■ Dataset entries on figures

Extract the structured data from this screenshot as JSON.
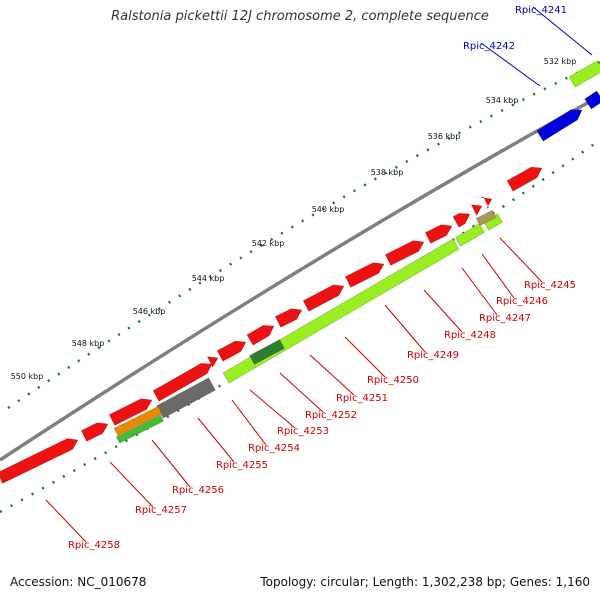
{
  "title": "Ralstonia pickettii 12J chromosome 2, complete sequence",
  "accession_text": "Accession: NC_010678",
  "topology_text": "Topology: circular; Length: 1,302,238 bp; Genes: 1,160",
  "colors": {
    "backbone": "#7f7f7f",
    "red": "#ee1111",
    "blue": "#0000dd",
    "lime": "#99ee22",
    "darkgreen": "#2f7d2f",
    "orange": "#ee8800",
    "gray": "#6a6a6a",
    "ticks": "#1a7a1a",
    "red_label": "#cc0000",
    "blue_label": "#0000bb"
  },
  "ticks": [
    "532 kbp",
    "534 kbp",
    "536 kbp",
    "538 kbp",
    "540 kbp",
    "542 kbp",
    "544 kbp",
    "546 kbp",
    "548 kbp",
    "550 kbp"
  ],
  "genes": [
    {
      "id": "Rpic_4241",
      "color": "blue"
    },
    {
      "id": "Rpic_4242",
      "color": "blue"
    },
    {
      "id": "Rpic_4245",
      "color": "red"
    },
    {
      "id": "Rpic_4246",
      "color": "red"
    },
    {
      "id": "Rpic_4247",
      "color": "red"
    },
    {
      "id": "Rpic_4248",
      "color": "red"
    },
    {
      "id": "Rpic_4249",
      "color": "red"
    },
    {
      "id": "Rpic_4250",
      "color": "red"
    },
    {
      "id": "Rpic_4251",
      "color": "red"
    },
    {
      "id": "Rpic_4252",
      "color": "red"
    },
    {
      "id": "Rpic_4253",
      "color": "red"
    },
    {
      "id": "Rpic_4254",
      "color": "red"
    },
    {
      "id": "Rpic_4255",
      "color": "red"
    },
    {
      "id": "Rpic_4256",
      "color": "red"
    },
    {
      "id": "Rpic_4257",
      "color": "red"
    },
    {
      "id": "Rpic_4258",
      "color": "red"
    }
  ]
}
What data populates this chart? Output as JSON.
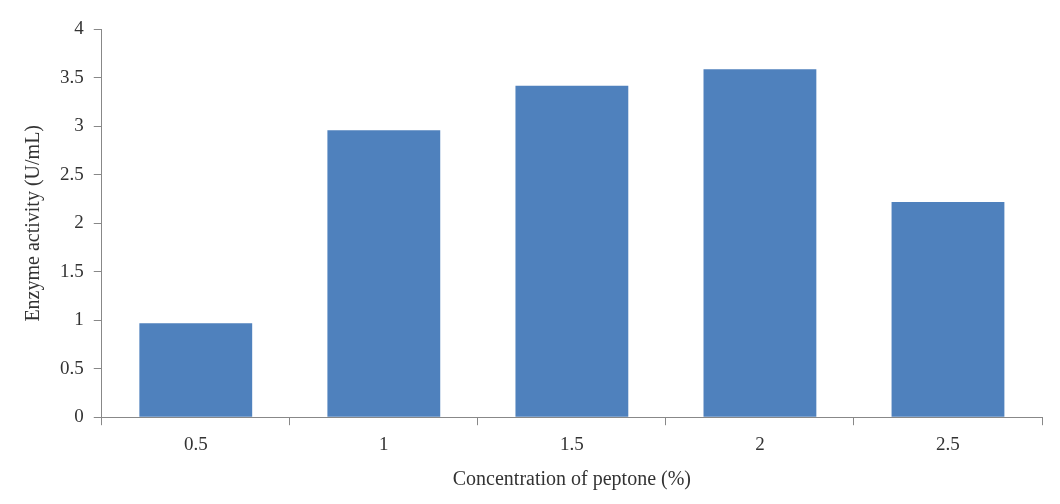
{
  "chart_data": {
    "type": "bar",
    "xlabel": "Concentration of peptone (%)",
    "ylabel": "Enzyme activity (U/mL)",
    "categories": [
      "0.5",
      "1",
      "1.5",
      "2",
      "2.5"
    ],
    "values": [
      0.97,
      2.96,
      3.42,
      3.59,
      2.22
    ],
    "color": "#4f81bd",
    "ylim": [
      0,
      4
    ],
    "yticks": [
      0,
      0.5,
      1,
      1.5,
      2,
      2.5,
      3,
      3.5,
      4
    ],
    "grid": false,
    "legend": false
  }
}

---

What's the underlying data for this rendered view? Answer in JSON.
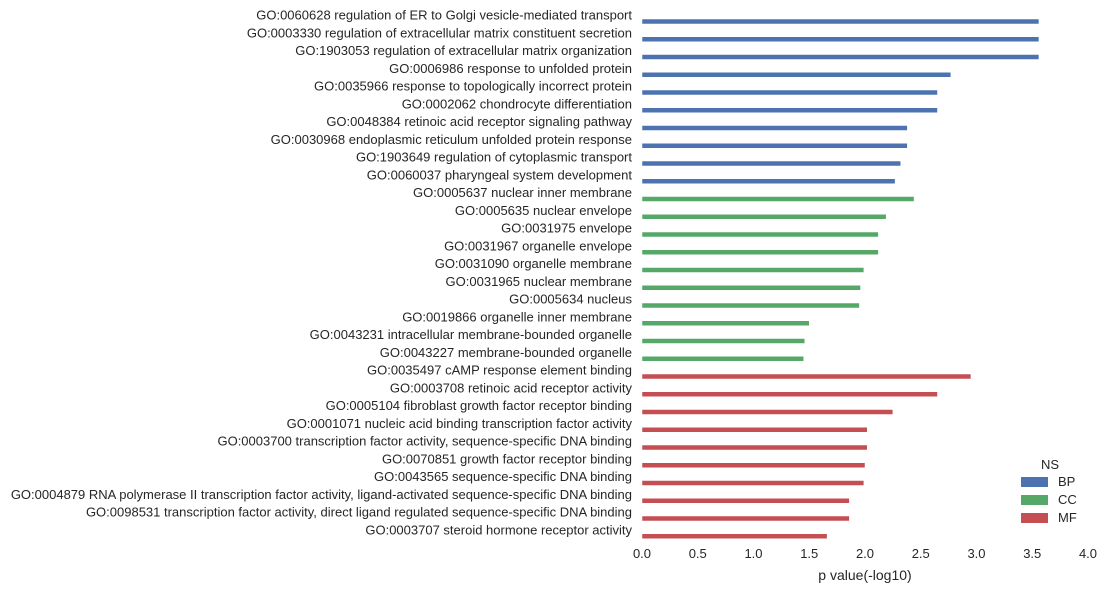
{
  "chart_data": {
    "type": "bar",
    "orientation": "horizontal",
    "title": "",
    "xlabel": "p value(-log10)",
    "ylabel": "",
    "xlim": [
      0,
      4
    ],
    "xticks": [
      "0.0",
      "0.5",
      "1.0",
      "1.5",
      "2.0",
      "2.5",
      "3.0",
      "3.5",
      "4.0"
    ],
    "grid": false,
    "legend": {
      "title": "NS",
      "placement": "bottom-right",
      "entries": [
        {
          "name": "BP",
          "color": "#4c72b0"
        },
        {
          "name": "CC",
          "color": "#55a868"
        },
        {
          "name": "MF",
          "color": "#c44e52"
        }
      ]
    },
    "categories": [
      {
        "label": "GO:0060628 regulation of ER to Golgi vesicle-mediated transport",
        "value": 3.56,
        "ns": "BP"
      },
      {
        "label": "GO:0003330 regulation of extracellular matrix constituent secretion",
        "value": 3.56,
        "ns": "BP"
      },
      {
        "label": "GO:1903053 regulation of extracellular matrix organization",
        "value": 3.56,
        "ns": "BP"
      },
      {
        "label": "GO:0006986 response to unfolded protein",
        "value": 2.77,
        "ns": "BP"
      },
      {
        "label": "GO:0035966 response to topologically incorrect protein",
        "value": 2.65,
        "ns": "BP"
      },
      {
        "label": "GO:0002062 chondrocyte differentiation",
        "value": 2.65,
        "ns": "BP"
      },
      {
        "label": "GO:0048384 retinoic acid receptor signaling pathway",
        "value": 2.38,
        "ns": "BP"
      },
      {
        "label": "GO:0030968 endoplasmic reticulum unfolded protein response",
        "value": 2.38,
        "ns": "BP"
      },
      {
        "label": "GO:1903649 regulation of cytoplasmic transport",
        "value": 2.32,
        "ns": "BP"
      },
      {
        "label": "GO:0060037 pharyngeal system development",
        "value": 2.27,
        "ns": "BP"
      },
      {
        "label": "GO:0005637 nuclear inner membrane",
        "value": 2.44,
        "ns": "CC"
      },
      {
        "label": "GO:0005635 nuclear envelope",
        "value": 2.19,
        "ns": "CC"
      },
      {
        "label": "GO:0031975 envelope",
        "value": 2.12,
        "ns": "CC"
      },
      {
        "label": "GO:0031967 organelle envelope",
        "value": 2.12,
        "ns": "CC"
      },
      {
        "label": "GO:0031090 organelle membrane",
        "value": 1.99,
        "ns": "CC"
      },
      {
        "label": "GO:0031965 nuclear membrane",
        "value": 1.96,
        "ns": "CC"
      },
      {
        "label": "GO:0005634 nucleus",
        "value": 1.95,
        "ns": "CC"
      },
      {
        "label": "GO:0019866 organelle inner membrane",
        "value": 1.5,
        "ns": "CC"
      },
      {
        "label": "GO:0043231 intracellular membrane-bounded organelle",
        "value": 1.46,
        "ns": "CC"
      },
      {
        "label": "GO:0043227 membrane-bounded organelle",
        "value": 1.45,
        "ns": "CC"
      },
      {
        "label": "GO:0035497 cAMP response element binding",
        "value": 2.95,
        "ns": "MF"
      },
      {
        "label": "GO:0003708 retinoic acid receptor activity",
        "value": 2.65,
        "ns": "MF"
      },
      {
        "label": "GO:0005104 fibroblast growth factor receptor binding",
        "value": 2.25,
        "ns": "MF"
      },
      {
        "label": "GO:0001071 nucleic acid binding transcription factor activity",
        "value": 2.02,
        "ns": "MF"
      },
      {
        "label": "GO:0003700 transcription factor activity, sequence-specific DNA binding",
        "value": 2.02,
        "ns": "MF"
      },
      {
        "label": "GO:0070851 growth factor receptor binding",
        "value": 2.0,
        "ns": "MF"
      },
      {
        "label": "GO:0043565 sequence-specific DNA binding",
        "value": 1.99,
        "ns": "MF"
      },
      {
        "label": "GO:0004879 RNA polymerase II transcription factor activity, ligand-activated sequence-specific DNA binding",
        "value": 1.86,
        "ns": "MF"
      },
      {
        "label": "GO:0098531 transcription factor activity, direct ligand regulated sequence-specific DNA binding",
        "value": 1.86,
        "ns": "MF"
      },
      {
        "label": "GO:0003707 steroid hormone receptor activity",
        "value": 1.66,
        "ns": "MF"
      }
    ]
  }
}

* * *

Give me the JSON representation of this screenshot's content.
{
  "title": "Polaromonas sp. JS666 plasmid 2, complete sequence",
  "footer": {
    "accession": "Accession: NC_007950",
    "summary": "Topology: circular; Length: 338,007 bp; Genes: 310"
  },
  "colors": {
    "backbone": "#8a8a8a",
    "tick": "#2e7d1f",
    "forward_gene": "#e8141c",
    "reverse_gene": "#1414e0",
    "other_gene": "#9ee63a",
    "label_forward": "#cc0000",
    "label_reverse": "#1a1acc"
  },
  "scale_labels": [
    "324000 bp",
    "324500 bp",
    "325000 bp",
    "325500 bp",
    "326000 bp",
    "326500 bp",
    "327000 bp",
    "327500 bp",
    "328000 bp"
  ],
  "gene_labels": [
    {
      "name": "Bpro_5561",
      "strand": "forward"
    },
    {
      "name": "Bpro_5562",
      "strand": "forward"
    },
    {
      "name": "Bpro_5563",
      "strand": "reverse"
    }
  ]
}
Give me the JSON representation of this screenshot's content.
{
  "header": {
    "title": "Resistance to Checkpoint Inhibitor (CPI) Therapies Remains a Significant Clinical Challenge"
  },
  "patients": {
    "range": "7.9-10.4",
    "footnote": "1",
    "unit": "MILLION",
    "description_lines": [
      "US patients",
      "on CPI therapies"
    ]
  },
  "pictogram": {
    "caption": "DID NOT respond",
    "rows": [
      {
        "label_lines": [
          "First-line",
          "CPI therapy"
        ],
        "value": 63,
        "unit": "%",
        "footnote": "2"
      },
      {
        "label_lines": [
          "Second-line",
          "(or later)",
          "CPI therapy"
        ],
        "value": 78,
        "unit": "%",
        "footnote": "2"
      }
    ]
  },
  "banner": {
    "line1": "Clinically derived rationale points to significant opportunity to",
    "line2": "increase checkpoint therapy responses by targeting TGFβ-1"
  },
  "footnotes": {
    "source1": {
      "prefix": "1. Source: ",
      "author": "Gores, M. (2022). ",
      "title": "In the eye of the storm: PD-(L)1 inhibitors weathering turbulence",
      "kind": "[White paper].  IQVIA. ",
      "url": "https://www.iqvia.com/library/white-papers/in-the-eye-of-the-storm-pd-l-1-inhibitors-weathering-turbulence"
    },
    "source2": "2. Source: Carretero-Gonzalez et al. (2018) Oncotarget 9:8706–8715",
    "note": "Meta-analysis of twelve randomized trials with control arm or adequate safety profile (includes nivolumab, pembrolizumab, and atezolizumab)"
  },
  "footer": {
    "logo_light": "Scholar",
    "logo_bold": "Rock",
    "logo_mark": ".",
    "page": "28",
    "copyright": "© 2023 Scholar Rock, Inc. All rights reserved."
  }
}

■ PROBLEM DESCRIPTION
Wherever a line holds the word "sequence", copy that line out of the entries above.

■ EXERCISE SOLUTION
  "title": "Ralstonia pickettii 12J chromosome 2, complete sequence",
        "label": "GO:0003700 transcription factor activity, sequence-specific DNA binding",
        "label": "GO:0043565 sequence-specific DNA binding",
        "label": "GO:0004879 RNA polymerase II transcription factor activity, ligand-activated sequence-specific DNA binding",
        "label": "GO:0098531 transcription factor activity, direct ligand regulated sequence-specific DNA binding",
  "title": "Polaromonas sp. JS666 plasmid 2, complete sequence",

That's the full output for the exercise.